Return all of the data exactly as given.

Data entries
____________
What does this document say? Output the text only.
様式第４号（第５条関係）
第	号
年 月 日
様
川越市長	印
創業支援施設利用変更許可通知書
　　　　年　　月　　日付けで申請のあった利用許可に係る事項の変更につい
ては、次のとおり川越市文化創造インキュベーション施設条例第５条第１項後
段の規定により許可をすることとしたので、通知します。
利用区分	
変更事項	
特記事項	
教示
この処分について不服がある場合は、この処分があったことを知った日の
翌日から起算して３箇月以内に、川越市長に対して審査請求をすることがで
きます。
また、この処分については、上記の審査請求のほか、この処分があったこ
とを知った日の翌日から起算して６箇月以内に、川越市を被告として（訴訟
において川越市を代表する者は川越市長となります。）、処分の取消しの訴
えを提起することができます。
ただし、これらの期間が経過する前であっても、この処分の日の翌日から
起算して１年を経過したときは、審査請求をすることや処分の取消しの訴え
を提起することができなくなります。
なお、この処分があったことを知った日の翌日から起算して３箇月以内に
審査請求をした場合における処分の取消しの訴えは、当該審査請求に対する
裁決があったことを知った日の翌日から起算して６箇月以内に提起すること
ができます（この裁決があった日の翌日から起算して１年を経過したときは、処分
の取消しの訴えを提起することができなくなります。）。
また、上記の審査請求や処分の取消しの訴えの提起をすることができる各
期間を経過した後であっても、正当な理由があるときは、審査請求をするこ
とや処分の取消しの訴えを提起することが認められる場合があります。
____________
## [Problem solution]
What does this document say? Output the text only.
様式第４号（第５条関係）
第	号
年 月 日
様
川越市長	印
創業支援施設利用変更許可通知書
　　　　年　　月　　日付けで申請のあった利用許可に係る事項の変更につい
ては、次のとおり川越市文化創造インキュベーション施設条例第５条第１項後
段の規定により許可をすることとしたので、通知します。
利用区分	
変更事項	
特記事項	
教示
この処分について不服がある場合は、この処分があったことを知った日の
翌日から起算して３箇月以内に、川越市長に対して審査請求をすることがで
きます。
また、この処分については、上記の審査請求のほか、この処分があったこ
とを知った日の翌日から起算して６箇月以内に、川越市を被告として（訴訟
において川越市を代表する者は川越市長となります。）、処分の取消しの訴
えを提起することができます。
ただし、これらの期間が経過する前であっても、この処分の日の翌日から
起算して１年を経過したときは、審査請求をすることや処分の取消しの訴え
を提起することができなくなります。
なお、この処分があったことを知った日の翌日から起算して３箇月以内に
審査請求をした場合における処分の取消しの訴えは、当該審査請求に対する
裁決があったことを知った日の翌日から起算して６箇月以内に提起すること
ができます（この裁決があった日の翌日から起算して１年を経過したときは、処分
の取消しの訴えを提起することができなくなります。）。
また、上記の審査請求や処分の取消しの訴えの提起をすることができる各
期間を経過した後であっても、正当な理由があるときは、審査請求をするこ
とや処分の取消しの訴えを提起することが認められる場合があります。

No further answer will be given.